Elliot Fineman, chief executive officer of National Gun Victims Action Council, said the "smart gun" is a "mixed proposition."

"I'm very much in favor of the password protection, but [if the user opts not to utilize password protection] this product gives shooters a better accuracy than, on average, most cops," Fineman said. He said the target accuracy of most police is three out of ten.

"To think that private citizens that are not trained could shoot better than 3 out of 10, it's scary," Fineman said.

David Chipman, a spokesman for Mayors Against Illegal Guns which lobbies for an expansion of background checks for people buying guns, said the PGF "is not your grandfather's hunting rifle used for sport and recreation this is a weapon designed to kill with precision."

"This technology potentially enables any two bit criminal to operate with the skills of a highly trained sniper," Chipman said.

Josh Horwitz, executive director of the Education Fund to Stop Gun Violence, dismissed the significance of locking the software.

"This is an industry hell bent on making weapons more lethal and taking no measures to extend safety," Horwitz said. "If this type of technology is transferred into semi automatic and automatic weapons, it would make it even more lethal."

The way the gun operates sounds like a video game. The visual scope on the PGF connects via WiFi the iOS app on an iPhone or iPad by way of ShotView. The feature shows a live video of the digital Heads Up Display (HUD) and video can also be recorded and shared online. Schauble said an Android app is on the way.

TrackingPoint is in the process of developing a dedicated, online community for TrackingPoint users to share videos and information with each other.

"There's a young, digital generation that will want to hunt and shoot, so we're not only developing a product for people that shoot today, but also the new digital generation," said Schauble.

He said the live streaming ShotView feature can be used to help instruct new shooters on the fly or to capture an impressive shooting range or hunting shot to show to others later.

"We've been surprised at how many older shooters and hunters embrace the product, too. This kind of tech helps them to still hunt for years or even take shots that may not be possible with traditional hardware," he said.

The PGF rifles, TrackingPoint's first product line, was introduced at this year's Consumer Electronics Show in January, but this week the company began fulfilling preorder requests with the first units shipping.
________
> [Exercise task 1]
Answer these questions from the passage on the smart rifle.
(a) According to Fineman, what is the target accuracy of most police?
(b) Of which organization is Josh Horwitz the executive director?
(c) At what event was the PGF rifle line introduced?
The listing that follows has no connection to the passage on the smart rifle.
________
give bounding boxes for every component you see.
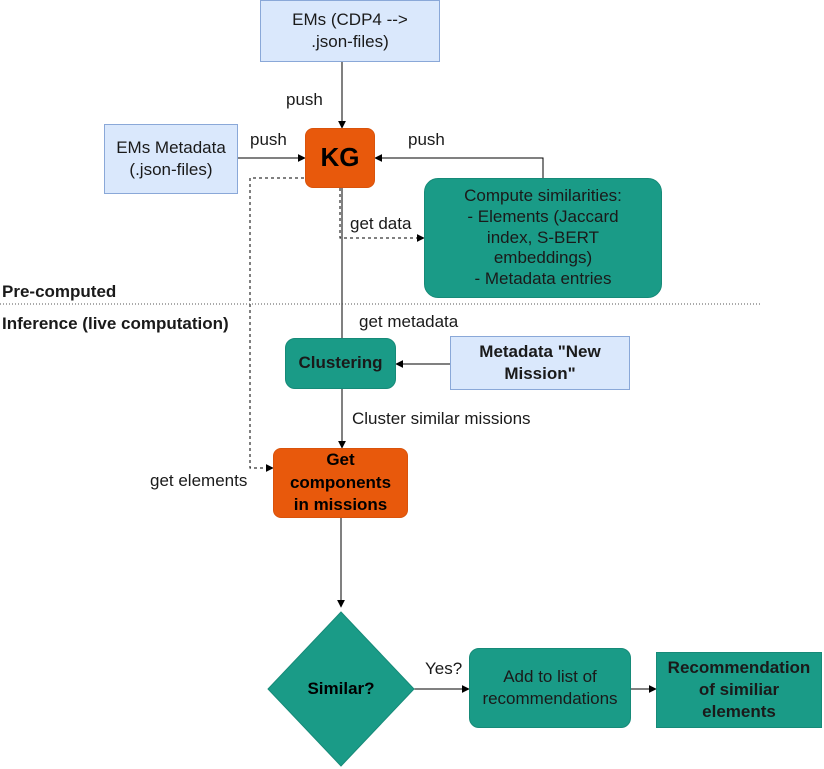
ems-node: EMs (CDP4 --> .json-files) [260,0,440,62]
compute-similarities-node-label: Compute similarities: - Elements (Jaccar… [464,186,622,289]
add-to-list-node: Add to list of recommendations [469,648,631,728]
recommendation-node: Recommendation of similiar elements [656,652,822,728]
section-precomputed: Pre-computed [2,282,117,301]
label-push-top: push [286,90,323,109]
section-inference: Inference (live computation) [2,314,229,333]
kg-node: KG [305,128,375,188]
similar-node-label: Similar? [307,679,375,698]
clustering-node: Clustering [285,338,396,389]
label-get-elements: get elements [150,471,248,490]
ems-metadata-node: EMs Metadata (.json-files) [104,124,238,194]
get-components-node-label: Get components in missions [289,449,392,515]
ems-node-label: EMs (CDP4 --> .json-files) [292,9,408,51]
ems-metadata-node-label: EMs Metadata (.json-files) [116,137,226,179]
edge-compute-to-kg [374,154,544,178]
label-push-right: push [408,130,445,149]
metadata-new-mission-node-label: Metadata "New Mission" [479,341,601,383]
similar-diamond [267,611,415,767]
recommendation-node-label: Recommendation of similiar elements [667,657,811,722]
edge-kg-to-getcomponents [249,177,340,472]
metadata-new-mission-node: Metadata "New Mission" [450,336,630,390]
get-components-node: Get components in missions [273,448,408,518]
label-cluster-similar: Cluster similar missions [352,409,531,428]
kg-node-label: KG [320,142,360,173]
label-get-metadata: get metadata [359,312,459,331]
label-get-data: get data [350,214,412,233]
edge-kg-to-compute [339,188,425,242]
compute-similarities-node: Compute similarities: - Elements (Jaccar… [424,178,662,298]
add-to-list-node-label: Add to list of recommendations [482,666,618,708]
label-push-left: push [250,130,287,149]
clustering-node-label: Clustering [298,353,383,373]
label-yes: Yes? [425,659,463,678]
________
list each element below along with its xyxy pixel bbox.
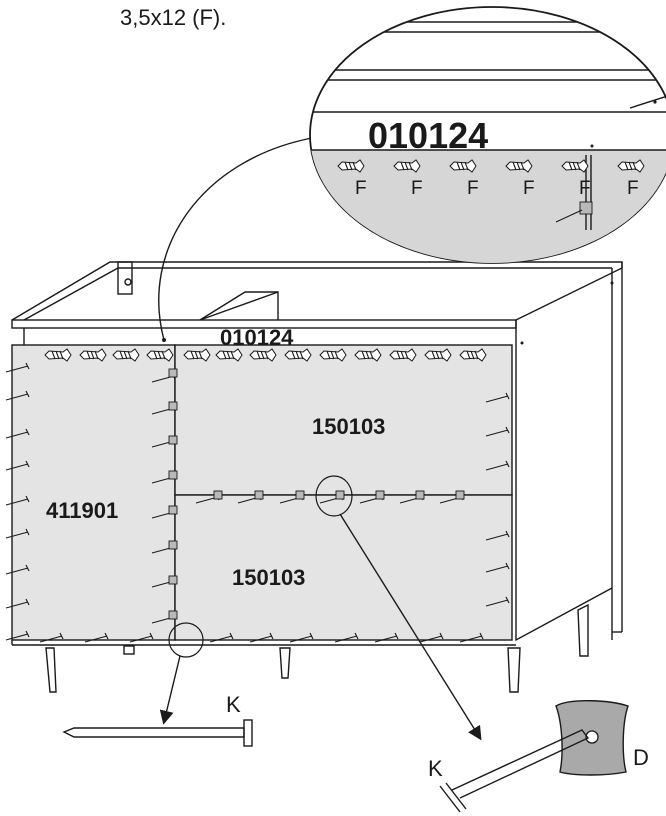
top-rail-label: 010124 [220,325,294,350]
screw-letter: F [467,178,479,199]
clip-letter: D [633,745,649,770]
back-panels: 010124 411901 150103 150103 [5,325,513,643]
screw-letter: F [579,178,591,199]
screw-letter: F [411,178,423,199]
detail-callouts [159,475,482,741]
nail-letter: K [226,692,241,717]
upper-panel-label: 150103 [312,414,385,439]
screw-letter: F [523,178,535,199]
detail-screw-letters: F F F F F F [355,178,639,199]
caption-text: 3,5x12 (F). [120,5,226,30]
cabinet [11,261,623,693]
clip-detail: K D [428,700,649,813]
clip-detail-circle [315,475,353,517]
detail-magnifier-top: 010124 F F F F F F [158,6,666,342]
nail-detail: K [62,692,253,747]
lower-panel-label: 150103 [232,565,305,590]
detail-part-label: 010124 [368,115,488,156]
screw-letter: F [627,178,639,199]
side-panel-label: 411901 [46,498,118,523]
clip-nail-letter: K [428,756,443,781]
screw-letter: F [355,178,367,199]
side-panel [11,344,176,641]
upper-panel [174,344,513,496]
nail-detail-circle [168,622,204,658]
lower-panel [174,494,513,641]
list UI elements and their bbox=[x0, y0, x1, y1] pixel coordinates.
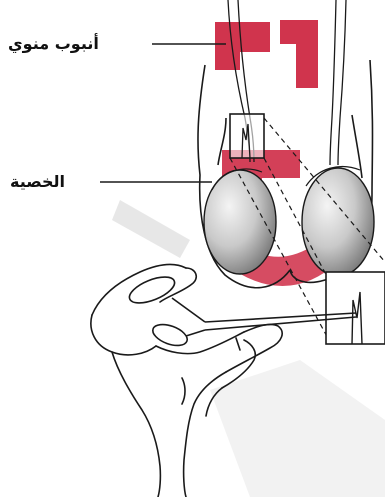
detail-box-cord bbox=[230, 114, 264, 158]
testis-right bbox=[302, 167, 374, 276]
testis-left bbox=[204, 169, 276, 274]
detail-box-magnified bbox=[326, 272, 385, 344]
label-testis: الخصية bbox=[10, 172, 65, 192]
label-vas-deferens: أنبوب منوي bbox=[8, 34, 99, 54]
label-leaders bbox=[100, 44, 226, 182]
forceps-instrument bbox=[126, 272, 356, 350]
________
> [Exercise task 2] Copy the lines of the listing, starting with the line containing "top-rail-label: 010124 [220,325,294,350]" and going on through the line containing "side-panel-label: 411901 [46,498,118,523]".

> [Written response 1]
(a) Three out of ten.
(b) The Education Fund to Stop Gun Violence.
(c) The Consumer Electronics Show, in January.

> [Written response 2]
top-rail-label: 010124 [220,325,294,350]
screw-letter: F [467,178,479,199]
clip-letter: D [633,745,649,770]
back-panels: 010124 411901 150103 150103 [5,325,513,643]
screw-letter: F [579,178,591,199]
screw-letter: F [411,178,423,199]
detail-callouts [159,475,482,741]
nail-letter: K [226,692,241,717]
upper-panel-label: 150103 [312,414,385,439]
screw-letter: F [523,178,535,199]
detail-screw-letters: F F F F F F [355,178,639,199]
caption-text: 3,5x12 (F). [120,5,226,30]
cabinet [11,261,623,693]
clip-detail: K D [428,700,649,813]
clip-detail-circle [315,475,353,517]
detail-magnifier-top: 010124 F F F F F F [158,6,666,342]
nail-detail: K [62,692,253,747]
lower-panel-label: 150103 [232,565,305,590]
detail-part-label: 010124 [368,115,488,156]
screw-letter: F [627,178,639,199]
side-panel-label: 411901 [46,498,118,523]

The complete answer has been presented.